(Task) Reproduce all of the data below word for word, leaving out the pictures.

(Material provided)
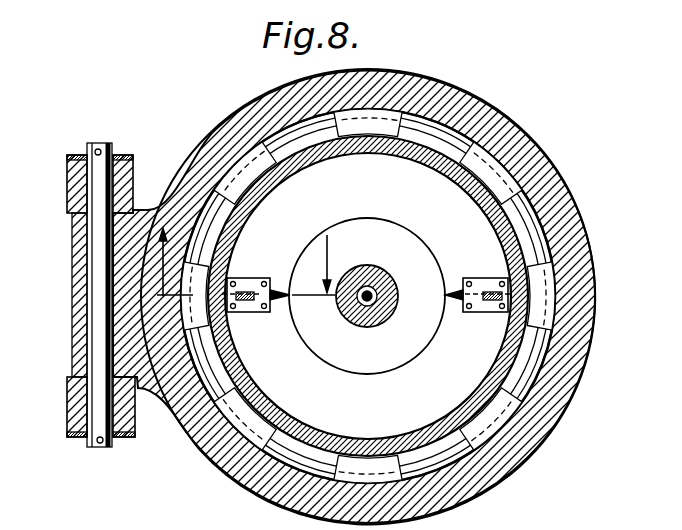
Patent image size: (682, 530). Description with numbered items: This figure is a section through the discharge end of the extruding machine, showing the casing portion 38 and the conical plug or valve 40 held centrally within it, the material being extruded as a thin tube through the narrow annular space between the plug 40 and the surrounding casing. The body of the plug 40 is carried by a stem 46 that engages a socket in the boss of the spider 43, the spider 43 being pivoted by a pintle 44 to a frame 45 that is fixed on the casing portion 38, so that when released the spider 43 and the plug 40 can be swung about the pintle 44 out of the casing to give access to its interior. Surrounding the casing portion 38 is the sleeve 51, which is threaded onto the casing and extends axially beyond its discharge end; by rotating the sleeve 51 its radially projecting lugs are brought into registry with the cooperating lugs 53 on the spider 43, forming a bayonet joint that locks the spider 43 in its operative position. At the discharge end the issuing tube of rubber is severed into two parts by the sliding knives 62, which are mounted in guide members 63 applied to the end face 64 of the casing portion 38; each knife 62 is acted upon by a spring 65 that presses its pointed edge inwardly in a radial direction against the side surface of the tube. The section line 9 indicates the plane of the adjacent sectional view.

The section line of Fig. 9 is at (242, 262).
The casing portion 38 is at (388, 193).
The plug or valve 40 is at (408, 245).
The spider 43 is at (213, 138).
The pintle 44 is at (98, 176).
The frame 45 is at (123, 180).
The stem 46 is at (375, 315).
The sleeve 51 is at (507, 230).
The lugs 53 is at (376, 118).
The sliding knives 62 is at (275, 282).
The guide members 63 is at (483, 283).
The end face 64 is at (527, 362).
The spring 65 is at (492, 302).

(The output)
Patent image size: (682, 530). Description with numbered items: This figure is a section through the discharge end of the extruding machine, showing the casing portion 38 and the conical plug or valve 40 held centrally within it, the material being extruded as a thin tube through the narrow annular space between the plug 40 and the surrounding casing. The body of the plug 40 is carried by a stem 46 that engages a socket in the boss of the spider 43, the spider 43 being pivoted by a pintle 44 to a frame 45 that is fixed on the casing portion 38, so that when released the spider 43 and the plug 40 can be swung about the pintle 44 out of the casing to give access to its interior. Surrounding the casing portion 38 is the sleeve 51, which is threaded onto the casing and extends axially beyond its discharge end; by rotating the sleeve 51 its radially projecting lugs are brought into registry with the cooperating lugs 53 on the spider 43, forming a bayonet joint that locks the spider 43 in its operative position. At the discharge end the issuing tube of rubber is severed into two parts by the sliding knives 62, which are mounted in guide members 63 applied to the end face 64 of the casing portion 38; each knife 62 is acted upon by a spring 65 that presses its pointed edge inwardly in a radial direction against the side surface of the tube. The section line 9 indicates the plane of the adjacent sectional view.

The section line of Fig. 9 is at (242, 262).
The casing portion 38 is at (388, 193).
The plug or valve 40 is at (408, 245).
The spider 43 is at (213, 138).
The pintle 44 is at (98, 176).
The frame 45 is at (123, 180).
The stem 46 is at (375, 315).
The sleeve 51 is at (507, 230).
The lugs 53 is at (376, 118).
The sliding knives 62 is at (275, 282).
The guide members 63 is at (483, 283).
The end face 64 is at (527, 362).
The spring 65 is at (492, 302).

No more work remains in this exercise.